# The request:
Select, from the material below, each line with "آموزشی" in it.

Figure content listings
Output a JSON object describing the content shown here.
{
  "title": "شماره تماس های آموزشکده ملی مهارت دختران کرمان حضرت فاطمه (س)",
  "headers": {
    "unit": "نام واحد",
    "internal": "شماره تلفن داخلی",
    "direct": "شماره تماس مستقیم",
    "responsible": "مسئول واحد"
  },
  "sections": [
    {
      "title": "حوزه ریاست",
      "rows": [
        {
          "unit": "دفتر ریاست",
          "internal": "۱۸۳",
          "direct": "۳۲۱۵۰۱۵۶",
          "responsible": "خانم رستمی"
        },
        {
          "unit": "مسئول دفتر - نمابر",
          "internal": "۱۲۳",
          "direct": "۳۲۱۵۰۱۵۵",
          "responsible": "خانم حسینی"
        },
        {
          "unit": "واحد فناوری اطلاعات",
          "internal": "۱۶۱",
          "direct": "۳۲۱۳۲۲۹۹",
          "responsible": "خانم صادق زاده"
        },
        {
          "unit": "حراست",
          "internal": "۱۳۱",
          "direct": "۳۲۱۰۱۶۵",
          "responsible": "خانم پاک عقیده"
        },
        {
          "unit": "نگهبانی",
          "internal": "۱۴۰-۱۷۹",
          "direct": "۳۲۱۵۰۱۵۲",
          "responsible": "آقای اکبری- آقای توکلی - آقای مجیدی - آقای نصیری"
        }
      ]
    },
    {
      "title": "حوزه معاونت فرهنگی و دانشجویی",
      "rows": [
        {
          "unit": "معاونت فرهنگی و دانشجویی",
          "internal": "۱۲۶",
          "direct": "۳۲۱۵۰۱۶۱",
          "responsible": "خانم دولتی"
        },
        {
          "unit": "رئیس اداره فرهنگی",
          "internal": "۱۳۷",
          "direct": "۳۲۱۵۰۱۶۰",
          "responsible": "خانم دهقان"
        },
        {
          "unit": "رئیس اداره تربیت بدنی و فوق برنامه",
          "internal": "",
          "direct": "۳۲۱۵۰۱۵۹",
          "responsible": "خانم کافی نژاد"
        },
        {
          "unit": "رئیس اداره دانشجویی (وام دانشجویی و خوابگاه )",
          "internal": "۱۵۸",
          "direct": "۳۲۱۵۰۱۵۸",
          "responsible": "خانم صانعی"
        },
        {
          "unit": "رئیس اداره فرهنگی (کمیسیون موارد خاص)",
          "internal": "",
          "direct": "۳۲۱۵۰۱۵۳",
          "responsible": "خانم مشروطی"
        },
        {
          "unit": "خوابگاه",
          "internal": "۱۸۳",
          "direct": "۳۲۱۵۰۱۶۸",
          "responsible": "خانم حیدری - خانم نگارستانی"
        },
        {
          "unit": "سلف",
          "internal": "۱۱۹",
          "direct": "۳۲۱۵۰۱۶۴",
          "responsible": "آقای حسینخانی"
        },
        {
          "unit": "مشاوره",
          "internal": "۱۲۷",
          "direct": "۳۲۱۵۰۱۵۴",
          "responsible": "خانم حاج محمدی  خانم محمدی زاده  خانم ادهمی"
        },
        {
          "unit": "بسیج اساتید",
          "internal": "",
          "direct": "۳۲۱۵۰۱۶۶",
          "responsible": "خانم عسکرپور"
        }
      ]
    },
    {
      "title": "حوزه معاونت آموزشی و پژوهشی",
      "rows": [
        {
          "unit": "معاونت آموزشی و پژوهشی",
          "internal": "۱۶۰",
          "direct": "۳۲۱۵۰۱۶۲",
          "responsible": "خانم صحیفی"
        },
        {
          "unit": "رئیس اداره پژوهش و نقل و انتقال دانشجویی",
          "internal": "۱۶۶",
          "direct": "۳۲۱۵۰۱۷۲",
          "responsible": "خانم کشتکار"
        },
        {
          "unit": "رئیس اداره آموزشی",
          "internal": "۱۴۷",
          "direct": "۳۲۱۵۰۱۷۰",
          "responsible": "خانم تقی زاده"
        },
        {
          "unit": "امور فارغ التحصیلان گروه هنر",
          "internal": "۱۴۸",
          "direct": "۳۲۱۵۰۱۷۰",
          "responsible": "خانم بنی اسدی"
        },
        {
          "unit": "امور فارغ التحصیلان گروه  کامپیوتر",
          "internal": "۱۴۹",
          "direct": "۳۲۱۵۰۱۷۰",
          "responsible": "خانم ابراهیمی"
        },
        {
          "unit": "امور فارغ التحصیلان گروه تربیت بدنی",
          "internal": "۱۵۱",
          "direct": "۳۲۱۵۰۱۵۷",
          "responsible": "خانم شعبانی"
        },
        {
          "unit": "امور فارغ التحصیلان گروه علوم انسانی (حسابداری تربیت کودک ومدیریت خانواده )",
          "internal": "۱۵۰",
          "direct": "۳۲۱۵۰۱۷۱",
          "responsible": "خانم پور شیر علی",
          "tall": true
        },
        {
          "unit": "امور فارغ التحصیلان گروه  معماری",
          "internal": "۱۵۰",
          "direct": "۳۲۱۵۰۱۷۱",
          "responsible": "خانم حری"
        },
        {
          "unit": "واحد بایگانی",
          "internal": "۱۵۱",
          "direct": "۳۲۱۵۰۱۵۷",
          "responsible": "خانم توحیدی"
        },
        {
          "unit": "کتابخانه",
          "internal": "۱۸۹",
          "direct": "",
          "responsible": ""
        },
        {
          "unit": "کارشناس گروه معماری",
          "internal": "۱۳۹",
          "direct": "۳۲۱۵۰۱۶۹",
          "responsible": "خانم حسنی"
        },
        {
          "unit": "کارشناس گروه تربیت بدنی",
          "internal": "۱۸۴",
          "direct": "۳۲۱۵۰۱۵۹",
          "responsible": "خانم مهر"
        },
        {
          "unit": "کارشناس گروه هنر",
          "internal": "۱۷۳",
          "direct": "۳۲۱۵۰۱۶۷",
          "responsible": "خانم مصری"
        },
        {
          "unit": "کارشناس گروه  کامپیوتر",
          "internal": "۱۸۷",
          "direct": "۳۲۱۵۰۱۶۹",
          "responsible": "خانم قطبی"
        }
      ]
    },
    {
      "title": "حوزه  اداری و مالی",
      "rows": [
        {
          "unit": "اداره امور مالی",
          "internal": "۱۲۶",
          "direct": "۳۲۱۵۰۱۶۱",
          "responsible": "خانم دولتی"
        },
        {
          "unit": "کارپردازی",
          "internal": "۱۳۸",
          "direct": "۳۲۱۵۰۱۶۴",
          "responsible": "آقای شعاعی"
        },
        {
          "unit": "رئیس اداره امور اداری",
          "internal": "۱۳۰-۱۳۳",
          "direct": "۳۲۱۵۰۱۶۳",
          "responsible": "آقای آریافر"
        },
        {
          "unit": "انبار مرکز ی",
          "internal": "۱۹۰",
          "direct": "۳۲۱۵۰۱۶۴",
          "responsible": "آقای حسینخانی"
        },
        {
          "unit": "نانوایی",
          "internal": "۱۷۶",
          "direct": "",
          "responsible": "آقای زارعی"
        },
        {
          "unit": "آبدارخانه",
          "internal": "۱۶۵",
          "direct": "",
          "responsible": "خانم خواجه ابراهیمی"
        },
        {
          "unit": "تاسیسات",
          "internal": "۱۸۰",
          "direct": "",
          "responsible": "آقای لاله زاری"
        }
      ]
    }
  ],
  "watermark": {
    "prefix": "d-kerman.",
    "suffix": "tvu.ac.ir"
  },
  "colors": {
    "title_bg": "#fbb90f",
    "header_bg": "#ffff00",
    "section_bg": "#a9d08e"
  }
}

==

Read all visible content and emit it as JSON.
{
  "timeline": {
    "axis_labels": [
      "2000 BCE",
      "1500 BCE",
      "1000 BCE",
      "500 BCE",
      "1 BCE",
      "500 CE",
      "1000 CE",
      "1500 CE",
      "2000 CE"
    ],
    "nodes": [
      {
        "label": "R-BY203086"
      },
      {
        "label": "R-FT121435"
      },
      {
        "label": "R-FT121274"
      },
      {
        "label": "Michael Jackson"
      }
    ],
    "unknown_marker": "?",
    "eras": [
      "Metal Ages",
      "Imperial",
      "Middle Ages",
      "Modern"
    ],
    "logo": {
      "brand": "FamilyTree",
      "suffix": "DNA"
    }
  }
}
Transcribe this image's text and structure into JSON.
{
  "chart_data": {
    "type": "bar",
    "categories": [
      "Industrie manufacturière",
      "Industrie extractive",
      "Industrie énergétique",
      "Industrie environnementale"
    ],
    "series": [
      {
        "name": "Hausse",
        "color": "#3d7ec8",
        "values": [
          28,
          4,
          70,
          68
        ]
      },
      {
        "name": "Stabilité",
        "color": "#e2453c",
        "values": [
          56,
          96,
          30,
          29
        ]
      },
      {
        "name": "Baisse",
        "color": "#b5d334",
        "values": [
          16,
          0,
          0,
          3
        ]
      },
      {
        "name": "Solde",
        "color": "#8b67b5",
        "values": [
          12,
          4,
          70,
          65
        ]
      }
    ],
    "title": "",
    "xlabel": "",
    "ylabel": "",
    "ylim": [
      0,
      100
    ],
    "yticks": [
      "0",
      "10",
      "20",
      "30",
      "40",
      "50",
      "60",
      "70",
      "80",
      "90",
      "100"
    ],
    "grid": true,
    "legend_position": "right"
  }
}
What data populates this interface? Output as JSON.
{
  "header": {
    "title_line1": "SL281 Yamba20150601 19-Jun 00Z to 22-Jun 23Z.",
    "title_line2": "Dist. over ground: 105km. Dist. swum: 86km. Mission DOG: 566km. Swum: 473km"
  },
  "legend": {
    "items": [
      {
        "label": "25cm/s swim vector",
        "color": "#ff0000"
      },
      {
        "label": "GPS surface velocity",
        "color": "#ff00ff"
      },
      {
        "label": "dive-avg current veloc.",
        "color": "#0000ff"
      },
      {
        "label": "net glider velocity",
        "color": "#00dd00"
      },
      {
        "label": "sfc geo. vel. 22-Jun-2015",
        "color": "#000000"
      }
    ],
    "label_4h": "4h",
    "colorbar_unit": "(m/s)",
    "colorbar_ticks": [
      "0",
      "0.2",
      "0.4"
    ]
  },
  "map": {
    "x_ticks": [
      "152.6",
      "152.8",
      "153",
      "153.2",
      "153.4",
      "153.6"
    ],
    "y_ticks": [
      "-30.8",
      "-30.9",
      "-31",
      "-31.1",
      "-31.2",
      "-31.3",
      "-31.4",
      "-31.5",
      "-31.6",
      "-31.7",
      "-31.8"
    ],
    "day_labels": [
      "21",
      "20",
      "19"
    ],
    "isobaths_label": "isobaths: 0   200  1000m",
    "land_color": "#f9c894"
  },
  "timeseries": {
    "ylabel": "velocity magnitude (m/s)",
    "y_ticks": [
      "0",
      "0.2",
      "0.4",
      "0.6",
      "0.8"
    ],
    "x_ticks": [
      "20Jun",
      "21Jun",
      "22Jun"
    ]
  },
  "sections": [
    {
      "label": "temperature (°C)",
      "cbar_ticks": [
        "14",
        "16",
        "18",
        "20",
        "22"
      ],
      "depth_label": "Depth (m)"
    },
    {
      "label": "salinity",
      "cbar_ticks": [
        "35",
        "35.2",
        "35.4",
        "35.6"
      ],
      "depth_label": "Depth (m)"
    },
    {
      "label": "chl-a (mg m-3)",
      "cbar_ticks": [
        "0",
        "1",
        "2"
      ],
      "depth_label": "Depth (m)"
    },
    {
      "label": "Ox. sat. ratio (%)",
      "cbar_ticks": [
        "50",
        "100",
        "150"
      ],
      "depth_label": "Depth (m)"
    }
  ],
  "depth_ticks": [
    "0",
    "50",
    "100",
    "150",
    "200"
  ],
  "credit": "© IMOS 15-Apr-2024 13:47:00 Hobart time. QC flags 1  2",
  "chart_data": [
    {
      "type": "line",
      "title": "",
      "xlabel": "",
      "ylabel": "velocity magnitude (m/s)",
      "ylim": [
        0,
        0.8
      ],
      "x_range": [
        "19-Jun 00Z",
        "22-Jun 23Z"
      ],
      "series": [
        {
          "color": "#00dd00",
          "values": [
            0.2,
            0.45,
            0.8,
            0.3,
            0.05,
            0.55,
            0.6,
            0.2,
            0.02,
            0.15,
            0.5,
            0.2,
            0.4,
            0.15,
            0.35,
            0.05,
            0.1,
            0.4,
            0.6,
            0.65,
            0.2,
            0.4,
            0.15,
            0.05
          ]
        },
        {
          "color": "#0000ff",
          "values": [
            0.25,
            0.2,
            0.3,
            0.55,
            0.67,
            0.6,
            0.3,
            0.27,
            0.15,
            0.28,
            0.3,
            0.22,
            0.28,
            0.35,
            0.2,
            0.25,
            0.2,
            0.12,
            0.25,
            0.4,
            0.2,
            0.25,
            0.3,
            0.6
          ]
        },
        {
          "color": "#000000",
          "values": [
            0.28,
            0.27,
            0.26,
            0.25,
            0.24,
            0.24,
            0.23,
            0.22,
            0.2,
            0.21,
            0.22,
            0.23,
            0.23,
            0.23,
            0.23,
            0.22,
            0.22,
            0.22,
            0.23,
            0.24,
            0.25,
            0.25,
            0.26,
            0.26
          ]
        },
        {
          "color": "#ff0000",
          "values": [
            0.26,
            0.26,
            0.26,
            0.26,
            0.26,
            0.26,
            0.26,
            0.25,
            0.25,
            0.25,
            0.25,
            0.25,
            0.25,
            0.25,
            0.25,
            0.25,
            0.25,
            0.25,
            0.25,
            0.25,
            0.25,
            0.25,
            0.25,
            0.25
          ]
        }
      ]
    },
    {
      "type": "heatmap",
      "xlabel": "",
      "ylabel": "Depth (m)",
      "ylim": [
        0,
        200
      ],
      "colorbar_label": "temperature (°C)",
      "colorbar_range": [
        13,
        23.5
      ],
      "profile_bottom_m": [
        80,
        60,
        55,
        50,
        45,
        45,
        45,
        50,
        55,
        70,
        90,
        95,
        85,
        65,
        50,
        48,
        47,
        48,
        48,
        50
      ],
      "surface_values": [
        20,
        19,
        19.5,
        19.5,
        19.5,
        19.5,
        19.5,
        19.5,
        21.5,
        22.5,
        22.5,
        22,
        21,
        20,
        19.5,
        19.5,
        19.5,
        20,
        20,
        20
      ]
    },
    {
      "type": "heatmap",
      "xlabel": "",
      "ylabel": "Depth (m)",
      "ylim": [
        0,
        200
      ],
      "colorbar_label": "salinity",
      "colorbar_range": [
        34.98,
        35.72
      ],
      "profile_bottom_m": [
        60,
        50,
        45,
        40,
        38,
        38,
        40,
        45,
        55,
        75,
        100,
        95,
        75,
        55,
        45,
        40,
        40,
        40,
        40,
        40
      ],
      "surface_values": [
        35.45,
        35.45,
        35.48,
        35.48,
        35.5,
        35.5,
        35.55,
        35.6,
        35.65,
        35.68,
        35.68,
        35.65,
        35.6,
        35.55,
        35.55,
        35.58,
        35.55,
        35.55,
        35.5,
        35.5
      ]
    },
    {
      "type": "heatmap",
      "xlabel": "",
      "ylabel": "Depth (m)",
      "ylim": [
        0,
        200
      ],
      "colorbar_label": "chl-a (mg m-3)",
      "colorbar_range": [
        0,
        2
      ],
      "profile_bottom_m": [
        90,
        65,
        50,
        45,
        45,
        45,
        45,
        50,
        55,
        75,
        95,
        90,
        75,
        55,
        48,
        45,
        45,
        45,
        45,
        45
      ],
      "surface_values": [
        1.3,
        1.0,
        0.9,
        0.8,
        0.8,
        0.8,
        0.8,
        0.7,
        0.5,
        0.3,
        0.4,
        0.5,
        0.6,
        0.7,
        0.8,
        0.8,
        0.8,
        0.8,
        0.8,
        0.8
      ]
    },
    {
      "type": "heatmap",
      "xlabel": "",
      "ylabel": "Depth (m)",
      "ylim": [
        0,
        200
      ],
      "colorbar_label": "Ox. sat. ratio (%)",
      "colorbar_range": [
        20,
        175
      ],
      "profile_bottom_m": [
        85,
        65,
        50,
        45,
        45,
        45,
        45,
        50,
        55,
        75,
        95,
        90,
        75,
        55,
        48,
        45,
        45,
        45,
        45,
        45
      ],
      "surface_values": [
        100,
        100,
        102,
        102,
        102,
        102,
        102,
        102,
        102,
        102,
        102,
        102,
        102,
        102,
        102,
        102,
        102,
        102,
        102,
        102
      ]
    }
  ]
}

# Written response:
      "title": "حوزه معاونت آموزشی و پژوهشی",
          "unit": "معاونت آموزشی و پژوهشی",
          "unit": "رئیس اداره آموزشی",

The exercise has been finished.